• Text
▽

Bob Carlton has a good recap of Obama/Wright controversy reactions

Rick Bennett: “I have no problem with what I heard from Jeremiah Wright”

“Don’t Think of a Black Man”: Watch the Clinton Campaign Get Exposed for Injecting Race into this Campaign

The Soul of Rod Garvin

Anthony and I will speaking about the emerging church next month on “The Danny Fontana Show”



Posted on 03-18-2008


  1. The Postmodern Negro on the ObamaWright Controversy | Homebrewed Christianity says:

    March 18th, 2008 at 1:35 pm

    […] I may have mentioned that Anthony Smith will be on the podcast soon, but just so you know it is gonna be sweet check out him and Steve Knight talking about the ObamaWright controversy.  Then visit their blogs and holla at them. […]

  2. dan says:

    March 18th, 2008 at 6:30 pm

    Steve; this is the best (of your journalism that i’ve seen or heard) post available from you, for anyone who needs to know the truth. anthony smith is a gracefull prophet and a Godsended kick to my ass. thank you both for recording your conversation.

△

• Work to complete
On the blog page, which show is named as the one where Anthony and the writer will speak about the emerging church next month?

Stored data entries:
▽

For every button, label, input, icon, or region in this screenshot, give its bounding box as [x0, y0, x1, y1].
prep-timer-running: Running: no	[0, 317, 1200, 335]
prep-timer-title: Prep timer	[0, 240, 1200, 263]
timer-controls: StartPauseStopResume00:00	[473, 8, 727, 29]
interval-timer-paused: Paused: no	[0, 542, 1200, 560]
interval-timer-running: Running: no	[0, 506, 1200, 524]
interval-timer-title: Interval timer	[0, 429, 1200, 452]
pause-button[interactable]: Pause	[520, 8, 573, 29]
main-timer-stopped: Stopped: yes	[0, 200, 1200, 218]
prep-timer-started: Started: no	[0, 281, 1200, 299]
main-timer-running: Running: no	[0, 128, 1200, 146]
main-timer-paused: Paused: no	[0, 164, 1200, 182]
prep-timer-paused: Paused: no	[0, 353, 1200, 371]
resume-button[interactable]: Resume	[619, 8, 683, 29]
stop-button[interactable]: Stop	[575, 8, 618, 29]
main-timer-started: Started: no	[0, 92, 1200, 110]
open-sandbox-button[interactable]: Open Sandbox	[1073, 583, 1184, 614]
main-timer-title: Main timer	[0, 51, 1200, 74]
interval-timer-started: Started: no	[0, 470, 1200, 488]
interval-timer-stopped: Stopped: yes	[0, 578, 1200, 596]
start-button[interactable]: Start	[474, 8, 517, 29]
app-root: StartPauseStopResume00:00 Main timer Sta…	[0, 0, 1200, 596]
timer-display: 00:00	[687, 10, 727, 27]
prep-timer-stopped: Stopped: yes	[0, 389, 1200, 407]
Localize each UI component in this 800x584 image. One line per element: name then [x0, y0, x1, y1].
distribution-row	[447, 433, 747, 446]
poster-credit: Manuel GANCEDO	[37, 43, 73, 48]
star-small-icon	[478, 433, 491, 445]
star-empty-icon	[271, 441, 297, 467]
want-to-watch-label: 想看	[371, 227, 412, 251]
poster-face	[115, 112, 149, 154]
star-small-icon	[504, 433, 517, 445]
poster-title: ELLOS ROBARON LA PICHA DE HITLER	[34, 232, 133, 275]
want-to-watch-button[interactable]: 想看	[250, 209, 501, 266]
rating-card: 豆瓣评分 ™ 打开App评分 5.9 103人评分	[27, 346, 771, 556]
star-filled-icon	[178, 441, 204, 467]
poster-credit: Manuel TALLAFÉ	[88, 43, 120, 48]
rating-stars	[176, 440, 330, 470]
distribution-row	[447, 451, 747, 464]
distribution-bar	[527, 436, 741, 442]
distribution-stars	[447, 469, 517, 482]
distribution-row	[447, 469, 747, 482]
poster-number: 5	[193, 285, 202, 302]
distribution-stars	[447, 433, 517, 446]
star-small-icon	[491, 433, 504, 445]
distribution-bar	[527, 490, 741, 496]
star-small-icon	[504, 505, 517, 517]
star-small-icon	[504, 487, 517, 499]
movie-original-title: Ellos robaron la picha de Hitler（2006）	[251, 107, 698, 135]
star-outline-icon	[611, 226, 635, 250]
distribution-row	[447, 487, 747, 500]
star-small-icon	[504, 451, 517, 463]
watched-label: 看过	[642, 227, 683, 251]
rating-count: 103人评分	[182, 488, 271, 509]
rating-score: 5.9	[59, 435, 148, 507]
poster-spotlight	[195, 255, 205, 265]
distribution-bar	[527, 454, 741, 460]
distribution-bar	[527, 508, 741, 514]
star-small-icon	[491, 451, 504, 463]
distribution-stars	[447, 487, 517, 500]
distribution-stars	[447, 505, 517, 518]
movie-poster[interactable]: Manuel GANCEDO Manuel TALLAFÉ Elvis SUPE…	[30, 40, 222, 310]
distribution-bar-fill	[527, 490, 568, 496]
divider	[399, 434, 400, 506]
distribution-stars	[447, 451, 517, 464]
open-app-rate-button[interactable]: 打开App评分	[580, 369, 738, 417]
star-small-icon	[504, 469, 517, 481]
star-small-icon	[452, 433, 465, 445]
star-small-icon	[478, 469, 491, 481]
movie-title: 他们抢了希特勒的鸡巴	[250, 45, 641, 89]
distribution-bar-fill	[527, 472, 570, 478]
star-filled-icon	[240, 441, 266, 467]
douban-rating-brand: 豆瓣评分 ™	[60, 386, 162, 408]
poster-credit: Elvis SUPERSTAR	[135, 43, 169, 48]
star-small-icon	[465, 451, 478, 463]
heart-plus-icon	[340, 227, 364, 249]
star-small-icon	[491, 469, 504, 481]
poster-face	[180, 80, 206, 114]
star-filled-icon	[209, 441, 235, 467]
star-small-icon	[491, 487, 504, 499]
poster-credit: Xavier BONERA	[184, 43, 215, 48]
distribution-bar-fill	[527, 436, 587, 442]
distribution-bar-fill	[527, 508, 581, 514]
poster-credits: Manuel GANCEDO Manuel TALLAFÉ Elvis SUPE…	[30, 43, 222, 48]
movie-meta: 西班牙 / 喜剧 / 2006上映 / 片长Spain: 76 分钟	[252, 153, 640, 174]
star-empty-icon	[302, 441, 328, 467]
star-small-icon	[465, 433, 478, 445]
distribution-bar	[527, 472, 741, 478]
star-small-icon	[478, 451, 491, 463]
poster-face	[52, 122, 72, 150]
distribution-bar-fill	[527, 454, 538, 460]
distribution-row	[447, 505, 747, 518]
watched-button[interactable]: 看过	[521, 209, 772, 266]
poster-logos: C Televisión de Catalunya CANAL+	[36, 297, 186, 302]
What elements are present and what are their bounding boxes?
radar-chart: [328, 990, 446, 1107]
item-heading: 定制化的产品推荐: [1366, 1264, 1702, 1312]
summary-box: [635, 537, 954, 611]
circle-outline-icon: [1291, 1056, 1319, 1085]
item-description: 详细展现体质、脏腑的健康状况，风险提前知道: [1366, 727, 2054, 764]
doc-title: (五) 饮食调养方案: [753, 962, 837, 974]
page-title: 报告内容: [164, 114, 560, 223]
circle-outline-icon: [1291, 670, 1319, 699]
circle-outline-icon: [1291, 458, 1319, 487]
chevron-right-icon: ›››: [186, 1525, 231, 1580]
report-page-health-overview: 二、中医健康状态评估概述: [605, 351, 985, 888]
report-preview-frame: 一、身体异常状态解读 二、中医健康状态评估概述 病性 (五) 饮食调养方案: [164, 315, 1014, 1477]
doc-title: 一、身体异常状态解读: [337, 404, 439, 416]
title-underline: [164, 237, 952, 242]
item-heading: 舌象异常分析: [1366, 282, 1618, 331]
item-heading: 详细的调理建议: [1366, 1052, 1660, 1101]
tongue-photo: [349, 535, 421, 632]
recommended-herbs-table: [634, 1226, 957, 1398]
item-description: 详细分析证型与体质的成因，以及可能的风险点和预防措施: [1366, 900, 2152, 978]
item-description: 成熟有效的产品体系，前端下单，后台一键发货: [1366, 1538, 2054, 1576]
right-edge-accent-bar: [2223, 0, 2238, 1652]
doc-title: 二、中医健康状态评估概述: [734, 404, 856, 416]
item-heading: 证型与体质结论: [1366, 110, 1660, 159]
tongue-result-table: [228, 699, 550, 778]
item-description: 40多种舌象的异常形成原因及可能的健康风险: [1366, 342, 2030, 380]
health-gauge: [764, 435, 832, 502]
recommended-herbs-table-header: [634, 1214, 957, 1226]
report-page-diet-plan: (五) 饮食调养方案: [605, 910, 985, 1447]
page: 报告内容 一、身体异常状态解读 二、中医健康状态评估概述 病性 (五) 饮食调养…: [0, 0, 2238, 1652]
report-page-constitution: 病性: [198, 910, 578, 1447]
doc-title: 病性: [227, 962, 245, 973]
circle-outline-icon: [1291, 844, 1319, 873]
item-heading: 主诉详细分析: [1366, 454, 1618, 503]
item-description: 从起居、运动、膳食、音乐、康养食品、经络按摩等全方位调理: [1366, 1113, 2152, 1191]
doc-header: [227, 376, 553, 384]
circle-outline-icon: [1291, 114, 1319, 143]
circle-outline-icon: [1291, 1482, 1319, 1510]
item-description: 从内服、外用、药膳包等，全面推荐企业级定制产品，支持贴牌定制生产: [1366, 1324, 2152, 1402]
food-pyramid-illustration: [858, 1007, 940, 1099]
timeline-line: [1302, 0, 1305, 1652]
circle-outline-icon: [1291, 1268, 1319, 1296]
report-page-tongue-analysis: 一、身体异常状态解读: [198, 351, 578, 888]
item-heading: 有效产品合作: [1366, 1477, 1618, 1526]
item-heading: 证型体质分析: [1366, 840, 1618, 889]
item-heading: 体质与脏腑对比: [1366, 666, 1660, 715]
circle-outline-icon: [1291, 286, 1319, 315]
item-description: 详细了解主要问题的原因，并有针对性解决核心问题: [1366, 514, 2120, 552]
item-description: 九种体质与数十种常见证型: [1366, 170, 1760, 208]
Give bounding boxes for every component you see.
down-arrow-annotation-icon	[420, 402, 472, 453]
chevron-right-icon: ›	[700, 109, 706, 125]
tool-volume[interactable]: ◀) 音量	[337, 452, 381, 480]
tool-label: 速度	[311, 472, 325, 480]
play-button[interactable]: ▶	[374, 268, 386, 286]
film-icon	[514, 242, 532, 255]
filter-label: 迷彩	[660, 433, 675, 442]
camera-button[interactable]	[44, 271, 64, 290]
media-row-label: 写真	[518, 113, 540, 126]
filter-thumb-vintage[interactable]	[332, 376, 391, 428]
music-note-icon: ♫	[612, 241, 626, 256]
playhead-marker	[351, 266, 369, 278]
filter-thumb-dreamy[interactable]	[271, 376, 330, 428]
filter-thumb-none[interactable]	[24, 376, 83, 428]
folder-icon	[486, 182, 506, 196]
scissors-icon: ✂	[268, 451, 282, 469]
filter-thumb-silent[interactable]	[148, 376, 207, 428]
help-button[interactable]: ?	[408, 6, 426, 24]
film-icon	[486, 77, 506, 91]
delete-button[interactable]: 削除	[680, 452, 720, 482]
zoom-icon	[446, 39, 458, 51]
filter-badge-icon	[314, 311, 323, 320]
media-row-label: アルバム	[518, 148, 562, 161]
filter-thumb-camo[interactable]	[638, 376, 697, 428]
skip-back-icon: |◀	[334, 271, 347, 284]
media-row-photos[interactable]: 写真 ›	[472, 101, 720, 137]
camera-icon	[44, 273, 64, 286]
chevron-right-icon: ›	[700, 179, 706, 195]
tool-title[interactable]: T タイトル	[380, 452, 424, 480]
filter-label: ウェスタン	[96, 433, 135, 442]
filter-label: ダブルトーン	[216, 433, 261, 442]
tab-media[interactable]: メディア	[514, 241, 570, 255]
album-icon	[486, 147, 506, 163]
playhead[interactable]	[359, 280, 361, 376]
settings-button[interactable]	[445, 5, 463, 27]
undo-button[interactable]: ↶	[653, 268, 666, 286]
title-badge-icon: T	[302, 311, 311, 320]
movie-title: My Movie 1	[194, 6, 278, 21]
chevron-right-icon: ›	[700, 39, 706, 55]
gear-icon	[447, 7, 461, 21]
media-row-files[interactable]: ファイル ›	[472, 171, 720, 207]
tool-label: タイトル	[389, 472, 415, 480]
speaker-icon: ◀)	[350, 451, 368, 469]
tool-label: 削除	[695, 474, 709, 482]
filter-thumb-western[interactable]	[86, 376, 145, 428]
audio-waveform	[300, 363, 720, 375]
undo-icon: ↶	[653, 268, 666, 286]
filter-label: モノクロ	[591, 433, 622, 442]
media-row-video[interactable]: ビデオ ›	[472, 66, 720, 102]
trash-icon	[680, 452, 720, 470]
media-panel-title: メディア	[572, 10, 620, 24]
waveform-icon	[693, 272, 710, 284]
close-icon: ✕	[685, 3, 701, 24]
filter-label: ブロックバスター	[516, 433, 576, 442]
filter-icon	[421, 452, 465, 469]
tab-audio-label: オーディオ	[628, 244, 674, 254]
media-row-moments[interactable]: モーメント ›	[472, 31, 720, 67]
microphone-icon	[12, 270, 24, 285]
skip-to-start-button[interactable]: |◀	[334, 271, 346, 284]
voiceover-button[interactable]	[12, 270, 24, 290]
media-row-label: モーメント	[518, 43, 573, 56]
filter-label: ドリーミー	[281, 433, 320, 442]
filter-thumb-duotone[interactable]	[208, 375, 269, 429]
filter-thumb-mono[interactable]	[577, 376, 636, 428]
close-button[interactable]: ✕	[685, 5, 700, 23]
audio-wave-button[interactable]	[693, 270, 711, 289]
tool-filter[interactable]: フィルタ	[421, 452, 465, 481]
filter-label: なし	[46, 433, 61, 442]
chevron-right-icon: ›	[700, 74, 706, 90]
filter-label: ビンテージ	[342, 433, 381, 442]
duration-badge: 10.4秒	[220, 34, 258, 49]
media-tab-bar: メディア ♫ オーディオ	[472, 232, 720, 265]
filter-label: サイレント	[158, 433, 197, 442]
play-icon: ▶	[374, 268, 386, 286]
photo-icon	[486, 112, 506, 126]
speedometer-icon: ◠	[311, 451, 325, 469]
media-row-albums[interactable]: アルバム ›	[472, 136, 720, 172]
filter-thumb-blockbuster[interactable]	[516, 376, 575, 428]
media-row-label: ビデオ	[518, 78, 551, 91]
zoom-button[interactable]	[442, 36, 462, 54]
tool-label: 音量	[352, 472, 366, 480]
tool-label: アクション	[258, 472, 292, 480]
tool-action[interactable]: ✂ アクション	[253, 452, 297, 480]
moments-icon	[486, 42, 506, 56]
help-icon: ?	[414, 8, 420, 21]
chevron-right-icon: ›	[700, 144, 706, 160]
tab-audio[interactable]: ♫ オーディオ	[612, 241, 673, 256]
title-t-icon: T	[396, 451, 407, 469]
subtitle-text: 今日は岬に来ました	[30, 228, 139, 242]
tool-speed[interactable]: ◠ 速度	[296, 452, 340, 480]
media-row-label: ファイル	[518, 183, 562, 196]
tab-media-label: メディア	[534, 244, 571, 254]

△

• The answer
"The Danny Fontana Show"